(Data records)
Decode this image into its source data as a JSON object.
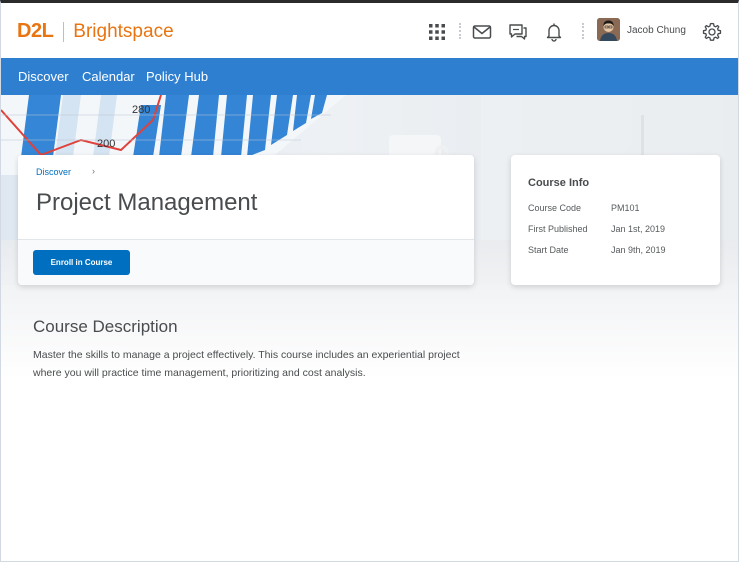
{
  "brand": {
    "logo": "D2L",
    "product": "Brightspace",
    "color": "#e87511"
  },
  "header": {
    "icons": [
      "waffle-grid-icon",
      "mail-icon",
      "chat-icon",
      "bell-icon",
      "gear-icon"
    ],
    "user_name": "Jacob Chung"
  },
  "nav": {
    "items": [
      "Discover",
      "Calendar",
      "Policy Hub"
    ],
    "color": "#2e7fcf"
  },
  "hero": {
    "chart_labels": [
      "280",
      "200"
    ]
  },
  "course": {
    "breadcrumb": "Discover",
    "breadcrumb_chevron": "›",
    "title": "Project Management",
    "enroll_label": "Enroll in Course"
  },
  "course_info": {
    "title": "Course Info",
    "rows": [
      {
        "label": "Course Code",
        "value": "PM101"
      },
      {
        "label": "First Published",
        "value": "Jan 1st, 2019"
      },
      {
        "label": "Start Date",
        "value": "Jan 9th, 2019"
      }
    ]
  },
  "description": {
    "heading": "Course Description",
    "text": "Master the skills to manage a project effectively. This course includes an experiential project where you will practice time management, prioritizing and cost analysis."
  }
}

Set problem –
Copy each line of the records that contains the word "title".

Solution –
    "title": "Project Management",
    "title": "Course Info",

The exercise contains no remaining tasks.